* [Instructions for the task] Locate each line below that includes "dfsibl" and reproduce it.
··· Extracted records
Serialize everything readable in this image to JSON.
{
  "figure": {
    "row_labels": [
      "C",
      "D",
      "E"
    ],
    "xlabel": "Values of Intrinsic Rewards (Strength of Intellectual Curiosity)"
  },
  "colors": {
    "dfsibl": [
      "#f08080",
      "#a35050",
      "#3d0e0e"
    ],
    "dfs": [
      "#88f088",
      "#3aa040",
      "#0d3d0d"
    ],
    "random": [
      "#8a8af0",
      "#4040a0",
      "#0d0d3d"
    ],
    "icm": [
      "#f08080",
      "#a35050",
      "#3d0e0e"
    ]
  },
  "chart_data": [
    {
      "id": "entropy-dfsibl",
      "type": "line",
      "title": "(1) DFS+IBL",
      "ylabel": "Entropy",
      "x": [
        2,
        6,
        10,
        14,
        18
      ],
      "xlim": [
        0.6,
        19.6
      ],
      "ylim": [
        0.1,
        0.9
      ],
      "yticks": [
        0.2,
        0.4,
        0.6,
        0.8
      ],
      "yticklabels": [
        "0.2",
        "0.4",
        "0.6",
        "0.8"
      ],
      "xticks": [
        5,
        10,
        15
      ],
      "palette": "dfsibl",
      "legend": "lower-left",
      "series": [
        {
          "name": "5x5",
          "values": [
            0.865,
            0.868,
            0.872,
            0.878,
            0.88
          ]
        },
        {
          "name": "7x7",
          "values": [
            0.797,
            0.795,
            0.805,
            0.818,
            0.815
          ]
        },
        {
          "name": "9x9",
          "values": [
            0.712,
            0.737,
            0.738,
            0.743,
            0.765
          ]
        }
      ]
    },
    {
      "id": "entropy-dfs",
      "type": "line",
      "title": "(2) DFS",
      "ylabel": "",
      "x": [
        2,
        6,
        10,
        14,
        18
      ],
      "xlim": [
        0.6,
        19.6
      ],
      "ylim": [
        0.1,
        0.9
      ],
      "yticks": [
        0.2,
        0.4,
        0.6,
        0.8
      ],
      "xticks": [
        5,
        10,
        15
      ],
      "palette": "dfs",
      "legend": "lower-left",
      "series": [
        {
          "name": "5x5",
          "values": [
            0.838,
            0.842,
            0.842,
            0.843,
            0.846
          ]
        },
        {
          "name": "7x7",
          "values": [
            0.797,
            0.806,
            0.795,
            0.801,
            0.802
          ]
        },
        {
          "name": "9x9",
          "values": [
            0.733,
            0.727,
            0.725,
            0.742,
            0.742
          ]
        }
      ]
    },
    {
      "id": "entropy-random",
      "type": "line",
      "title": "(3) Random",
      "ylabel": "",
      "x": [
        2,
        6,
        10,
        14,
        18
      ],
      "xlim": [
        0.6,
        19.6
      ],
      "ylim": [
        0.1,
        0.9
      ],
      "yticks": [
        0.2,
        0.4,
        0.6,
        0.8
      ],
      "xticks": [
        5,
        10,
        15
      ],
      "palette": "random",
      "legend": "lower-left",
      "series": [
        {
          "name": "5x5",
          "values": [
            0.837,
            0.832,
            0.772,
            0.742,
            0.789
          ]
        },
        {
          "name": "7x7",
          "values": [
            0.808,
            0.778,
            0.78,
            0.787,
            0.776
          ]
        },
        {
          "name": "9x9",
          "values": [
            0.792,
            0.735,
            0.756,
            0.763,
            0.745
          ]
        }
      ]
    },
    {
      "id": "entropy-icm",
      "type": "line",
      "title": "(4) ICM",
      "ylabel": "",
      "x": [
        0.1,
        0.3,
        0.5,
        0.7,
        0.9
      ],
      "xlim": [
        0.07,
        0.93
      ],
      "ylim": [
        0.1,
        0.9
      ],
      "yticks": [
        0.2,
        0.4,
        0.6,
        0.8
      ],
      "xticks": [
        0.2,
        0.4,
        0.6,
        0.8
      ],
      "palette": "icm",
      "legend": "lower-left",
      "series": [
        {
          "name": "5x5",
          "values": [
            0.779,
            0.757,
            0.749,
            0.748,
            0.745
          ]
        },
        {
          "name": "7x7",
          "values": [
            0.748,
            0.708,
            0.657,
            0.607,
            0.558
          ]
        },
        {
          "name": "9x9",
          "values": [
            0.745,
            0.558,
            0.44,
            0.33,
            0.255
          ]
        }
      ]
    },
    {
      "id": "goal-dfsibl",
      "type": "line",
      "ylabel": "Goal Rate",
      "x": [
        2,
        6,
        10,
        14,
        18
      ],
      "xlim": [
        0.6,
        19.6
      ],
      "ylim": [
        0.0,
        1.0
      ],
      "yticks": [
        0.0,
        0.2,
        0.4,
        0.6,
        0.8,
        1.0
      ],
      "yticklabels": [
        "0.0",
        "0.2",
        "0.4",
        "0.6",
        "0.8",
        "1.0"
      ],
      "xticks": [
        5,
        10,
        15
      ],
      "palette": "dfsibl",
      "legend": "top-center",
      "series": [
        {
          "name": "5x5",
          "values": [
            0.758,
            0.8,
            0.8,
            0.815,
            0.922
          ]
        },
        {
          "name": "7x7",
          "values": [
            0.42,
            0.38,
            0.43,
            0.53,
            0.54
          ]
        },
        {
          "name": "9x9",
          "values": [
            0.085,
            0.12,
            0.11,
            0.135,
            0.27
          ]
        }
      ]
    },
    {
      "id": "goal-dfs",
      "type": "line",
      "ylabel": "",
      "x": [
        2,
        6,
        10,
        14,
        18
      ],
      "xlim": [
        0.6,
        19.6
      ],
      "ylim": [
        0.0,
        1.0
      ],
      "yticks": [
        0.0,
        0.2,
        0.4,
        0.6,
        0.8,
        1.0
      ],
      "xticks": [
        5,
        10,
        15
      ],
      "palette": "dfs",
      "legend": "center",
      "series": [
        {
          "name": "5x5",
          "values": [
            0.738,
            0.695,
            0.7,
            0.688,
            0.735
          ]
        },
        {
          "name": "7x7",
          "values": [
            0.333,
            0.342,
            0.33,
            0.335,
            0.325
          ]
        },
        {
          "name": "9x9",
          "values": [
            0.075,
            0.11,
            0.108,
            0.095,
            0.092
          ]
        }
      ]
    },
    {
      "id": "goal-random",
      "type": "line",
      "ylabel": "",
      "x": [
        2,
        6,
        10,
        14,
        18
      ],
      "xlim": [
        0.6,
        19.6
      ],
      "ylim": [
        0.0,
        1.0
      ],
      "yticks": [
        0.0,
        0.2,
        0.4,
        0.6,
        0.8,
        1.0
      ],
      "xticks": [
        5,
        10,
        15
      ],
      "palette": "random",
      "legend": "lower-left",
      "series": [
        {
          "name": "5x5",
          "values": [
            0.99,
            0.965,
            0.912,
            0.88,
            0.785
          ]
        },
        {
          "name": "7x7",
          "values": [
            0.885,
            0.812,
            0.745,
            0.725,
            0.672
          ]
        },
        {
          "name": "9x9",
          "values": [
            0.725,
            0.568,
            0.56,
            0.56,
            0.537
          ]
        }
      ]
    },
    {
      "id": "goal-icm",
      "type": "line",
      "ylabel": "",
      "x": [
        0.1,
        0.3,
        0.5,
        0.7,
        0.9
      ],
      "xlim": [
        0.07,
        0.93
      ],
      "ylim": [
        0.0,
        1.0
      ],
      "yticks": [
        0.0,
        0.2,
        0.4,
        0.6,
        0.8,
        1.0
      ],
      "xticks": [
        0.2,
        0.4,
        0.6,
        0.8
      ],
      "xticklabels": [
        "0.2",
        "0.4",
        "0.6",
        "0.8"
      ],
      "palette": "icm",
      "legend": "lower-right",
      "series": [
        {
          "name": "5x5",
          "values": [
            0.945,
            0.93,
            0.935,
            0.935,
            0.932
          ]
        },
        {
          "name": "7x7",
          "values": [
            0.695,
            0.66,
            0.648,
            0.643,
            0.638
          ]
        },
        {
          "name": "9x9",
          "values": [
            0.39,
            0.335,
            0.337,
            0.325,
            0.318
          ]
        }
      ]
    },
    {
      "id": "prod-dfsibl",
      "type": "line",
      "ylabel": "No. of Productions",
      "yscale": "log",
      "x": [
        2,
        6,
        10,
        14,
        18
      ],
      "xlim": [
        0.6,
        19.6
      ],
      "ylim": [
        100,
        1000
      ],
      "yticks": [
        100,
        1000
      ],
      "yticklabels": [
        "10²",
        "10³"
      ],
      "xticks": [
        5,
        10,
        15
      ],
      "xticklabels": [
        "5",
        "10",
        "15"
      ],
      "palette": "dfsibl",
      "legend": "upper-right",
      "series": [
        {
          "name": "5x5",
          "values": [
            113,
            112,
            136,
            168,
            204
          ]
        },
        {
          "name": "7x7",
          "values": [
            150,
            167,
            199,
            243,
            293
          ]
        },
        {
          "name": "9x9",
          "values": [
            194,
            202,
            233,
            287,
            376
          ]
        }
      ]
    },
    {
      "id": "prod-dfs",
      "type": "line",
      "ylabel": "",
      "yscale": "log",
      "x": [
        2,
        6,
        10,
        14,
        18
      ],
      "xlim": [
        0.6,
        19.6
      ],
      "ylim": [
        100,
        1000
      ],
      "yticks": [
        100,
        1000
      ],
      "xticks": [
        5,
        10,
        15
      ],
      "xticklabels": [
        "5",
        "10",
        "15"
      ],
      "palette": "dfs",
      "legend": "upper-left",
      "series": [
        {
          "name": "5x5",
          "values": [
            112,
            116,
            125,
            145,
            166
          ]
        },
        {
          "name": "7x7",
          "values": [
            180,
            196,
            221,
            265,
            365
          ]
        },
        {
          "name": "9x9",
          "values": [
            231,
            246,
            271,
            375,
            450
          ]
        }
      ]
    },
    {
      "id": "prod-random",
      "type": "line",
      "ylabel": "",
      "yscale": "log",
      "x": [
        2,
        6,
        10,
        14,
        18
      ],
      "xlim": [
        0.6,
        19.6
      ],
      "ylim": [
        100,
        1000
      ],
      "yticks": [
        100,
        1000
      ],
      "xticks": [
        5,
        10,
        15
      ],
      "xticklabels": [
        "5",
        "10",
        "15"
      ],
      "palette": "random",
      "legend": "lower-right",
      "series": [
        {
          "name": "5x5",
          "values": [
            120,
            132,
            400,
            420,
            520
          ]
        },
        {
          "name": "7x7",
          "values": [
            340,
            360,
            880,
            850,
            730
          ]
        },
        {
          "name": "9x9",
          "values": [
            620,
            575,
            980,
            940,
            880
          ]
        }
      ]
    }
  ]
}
······
* [Exercise result]
    "dfsibl": [
      "id": "entropy-dfsibl",
      "palette": "dfsibl",
      "id": "goal-dfsibl",
      "palette": "dfsibl",
      "id": "prod-dfsibl",
      "palette": "dfsibl",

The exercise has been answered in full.